Самым ярким представителем славянофильства был А.С. Хомяков. Все его статьи, все работы об одном: о призвании России. Хомяков, в отли­чие от своих единомышленников, никогда не абсолютизировал прошлую русскую историю. Иногда он писал гораздо критичнее Чаадаева. Например, сильно сомневался в том, что можно найти в русской истории какое-нибудь счастье и добро прежде царствия Романовых — там только опричнина Грозного, нелепая смута, монгольское иго, уделы, междоусобия, унижен­ная продажа России варварам, море грязи и крови.

● Задание:
Переведите на английский язык предложение из отрывка о славянофильстве: «Самым ярким представителем славянофильства был А.С. Хомяков». Опирайтесь только на этот отрывок.

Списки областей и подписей
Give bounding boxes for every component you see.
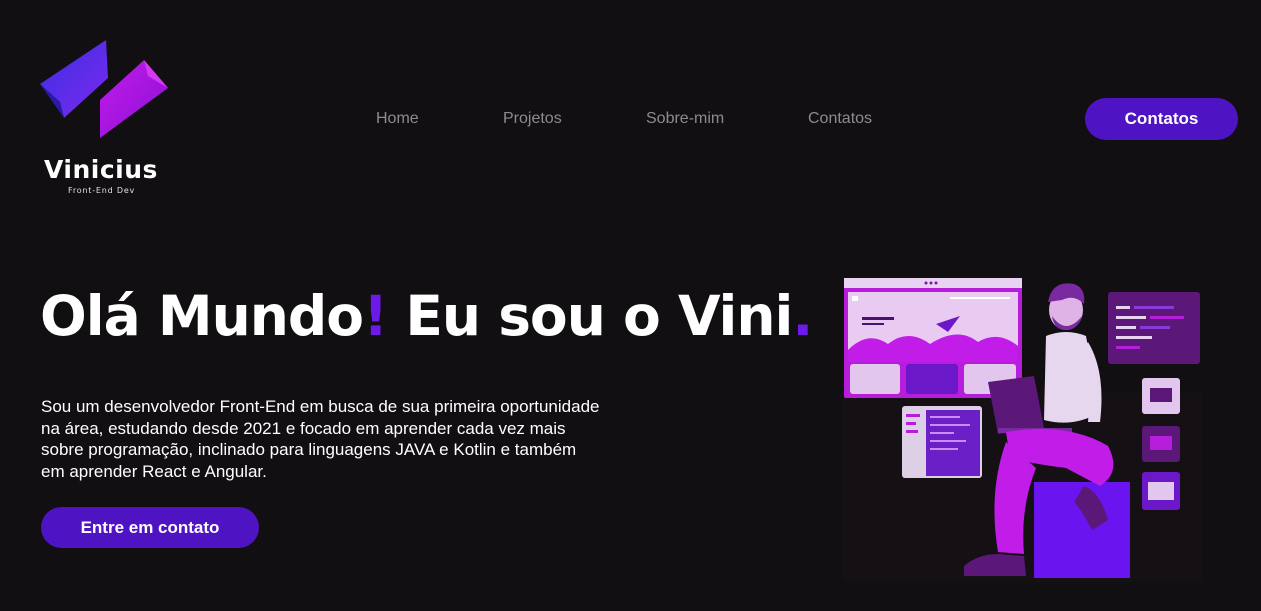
hero-title-part1: Olá Mundo [40,284,364,348]
code-window-icon [1108,292,1200,364]
hero-title-exclamation: ! [363,284,388,348]
contatos-button[interactable]: Contatos [1085,98,1238,140]
brand-name: Vinicius [44,155,158,184]
nav-link-home[interactable]: Home [376,110,419,128]
nav-link-sobre-mim[interactable]: Sobre-mim [646,110,724,128]
main-nav: Home Projetos Sobre-mim Contatos [0,110,1261,130]
browser-window-icon [844,278,1022,398]
code-card-icon [902,406,982,478]
nav-link-contatos[interactable]: Contatos [808,110,872,128]
hero-title: Olá Mundo! Eu sou o Vini. [40,284,813,348]
page: Vinicius Front-End Dev Home Projetos Sob… [0,0,1261,611]
brand-subtitle: Front-End Dev [68,186,136,195]
nav-link-projetos[interactable]: Projetos [503,110,562,128]
entre-em-contato-button[interactable]: Entre em contato [41,507,259,548]
hero-title-part2: Eu sou o Vini [387,284,793,348]
hero-description: Sou um desenvolvedor Front-End em busca … [41,397,600,481]
hero-title-period: . [792,284,813,348]
developer-with-laptop-illustration [842,278,1202,582]
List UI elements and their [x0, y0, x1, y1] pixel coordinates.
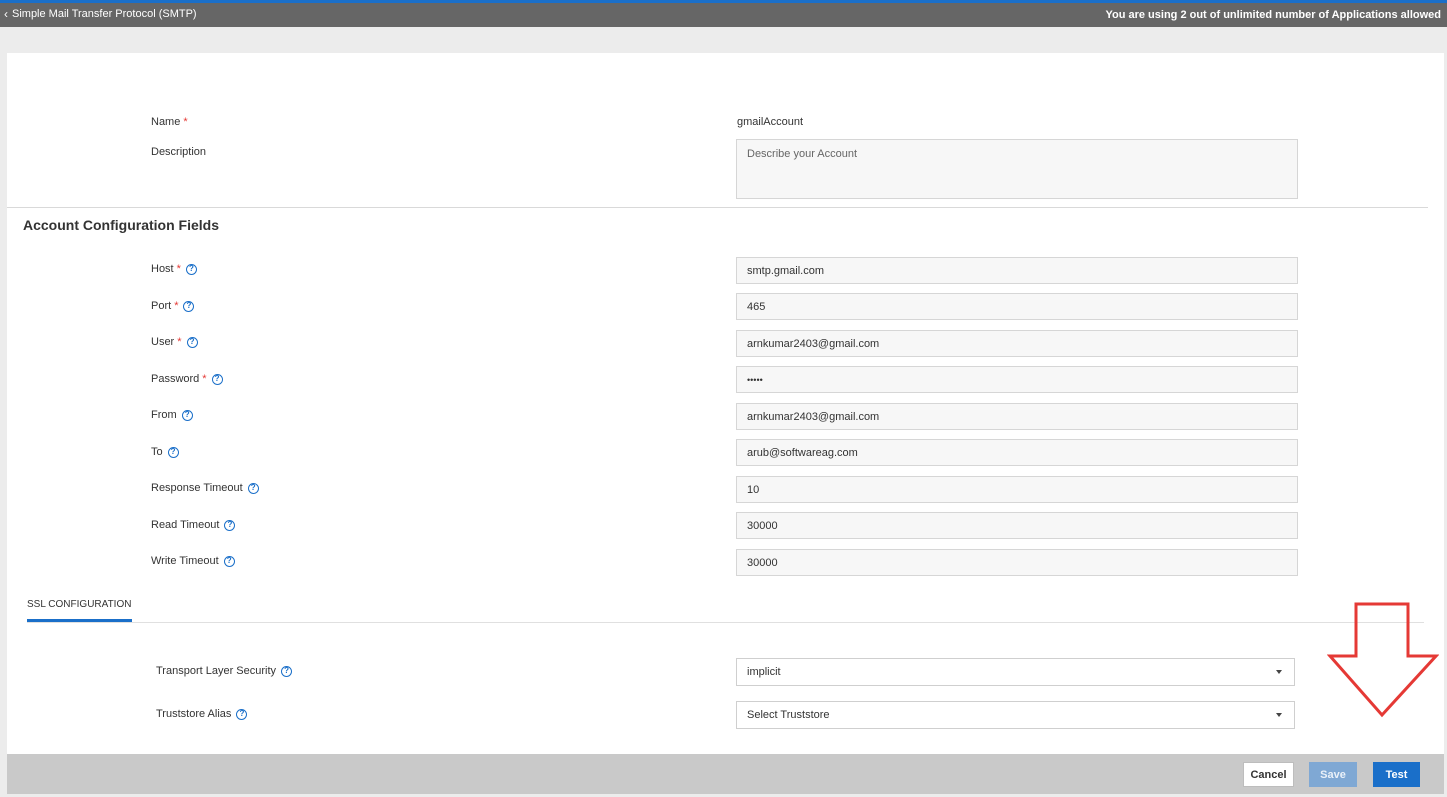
tab-divider — [27, 622, 1424, 623]
required-marker: * — [202, 373, 207, 385]
name-value: gmailAccount — [737, 116, 804, 128]
save-button[interactable]: Save — [1309, 762, 1357, 787]
help-circle-icon[interactable]: ? — [281, 665, 293, 677]
description-label: Description — [151, 146, 207, 158]
footer-bar: Cancel Save Test — [7, 754, 1444, 794]
test-button[interactable]: Test — [1373, 762, 1420, 787]
help-circle-icon[interactable]: ? — [186, 336, 198, 348]
required-marker: * — [176, 263, 181, 275]
port-label: Port * ? — [151, 300, 195, 312]
section-title: Account Configuration Fields — [23, 217, 219, 233]
account-form-panel: Name * gmailAccount Description Describe… — [7, 53, 1444, 754]
down-arrow-annotation — [1327, 602, 1439, 718]
help-circle-icon[interactable]: ? — [236, 708, 248, 720]
tab-ssl-configuration[interactable]: SSL CONFIGURATION — [27, 599, 131, 619]
help-circle-icon[interactable]: ? — [185, 263, 197, 275]
password-field[interactable]: ••••• — [736, 366, 1298, 393]
help-circle-icon[interactable]: ? — [211, 373, 223, 385]
required-marker: * — [183, 116, 188, 128]
cancel-button[interactable]: Cancel — [1243, 762, 1294, 787]
help-circle-icon[interactable]: ? — [223, 555, 235, 567]
required-marker: * — [177, 336, 182, 348]
response-timeout-label: Response Timeout ? — [151, 482, 259, 494]
required-marker: * — [174, 300, 179, 312]
from-field[interactable]: arnkumar2403@gmail.com — [736, 403, 1298, 430]
tls-label: Transport Layer Security ? — [156, 665, 293, 677]
help-circle-icon[interactable]: ? — [167, 446, 179, 458]
write-timeout-field[interactable]: 30000 — [736, 549, 1298, 576]
description-field[interactable]: Describe your Account — [736, 139, 1298, 199]
truststore-select[interactable]: Select Truststore — [736, 701, 1295, 729]
page-title: Simple Mail Transfer Protocol (SMTP) — [12, 8, 197, 20]
name-label: Name * — [151, 116, 188, 128]
help-circle-icon[interactable]: ? — [183, 300, 195, 312]
user-field[interactable]: arnkumar2403@gmail.com — [736, 330, 1298, 357]
header-bar: ‹ Simple Mail Transfer Protocol (SMTP) Y… — [0, 3, 1447, 27]
read-timeout-field[interactable]: 30000 — [736, 512, 1298, 539]
tls-select[interactable]: implicit — [736, 658, 1295, 686]
caret-down-icon — [1276, 670, 1282, 674]
back-link[interactable]: ‹ Simple Mail Transfer Protocol (SMTP) — [4, 8, 197, 20]
usage-notice: You are using 2 out of unlimited number … — [1105, 9, 1441, 21]
caret-down-icon — [1276, 713, 1282, 717]
from-label: From ? — [151, 409, 193, 421]
user-label: User * ? — [151, 336, 198, 348]
port-field[interactable]: 465 — [736, 293, 1298, 320]
write-timeout-label: Write Timeout ? — [151, 555, 235, 567]
host-field[interactable]: smtp.gmail.com — [736, 257, 1298, 284]
read-timeout-label: Read Timeout ? — [151, 519, 236, 531]
to-label: To ? — [151, 446, 179, 458]
help-circle-icon[interactable]: ? — [181, 409, 193, 421]
truststore-label: Truststore Alias ? — [156, 708, 248, 720]
response-timeout-field[interactable]: 10 — [736, 476, 1298, 503]
to-field[interactable]: arub@softwareag.com — [736, 439, 1298, 466]
help-circle-icon[interactable]: ? — [224, 519, 236, 531]
section-divider — [7, 207, 1428, 208]
chevron-left-icon: ‹ — [4, 7, 8, 21]
host-label: Host * ? — [151, 263, 197, 275]
help-circle-icon[interactable]: ? — [247, 482, 259, 494]
password-label: Password * ? — [151, 373, 223, 385]
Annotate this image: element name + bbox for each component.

● Ответ:
A. S. Khomyakov was the most prominent representative of Slavophilism.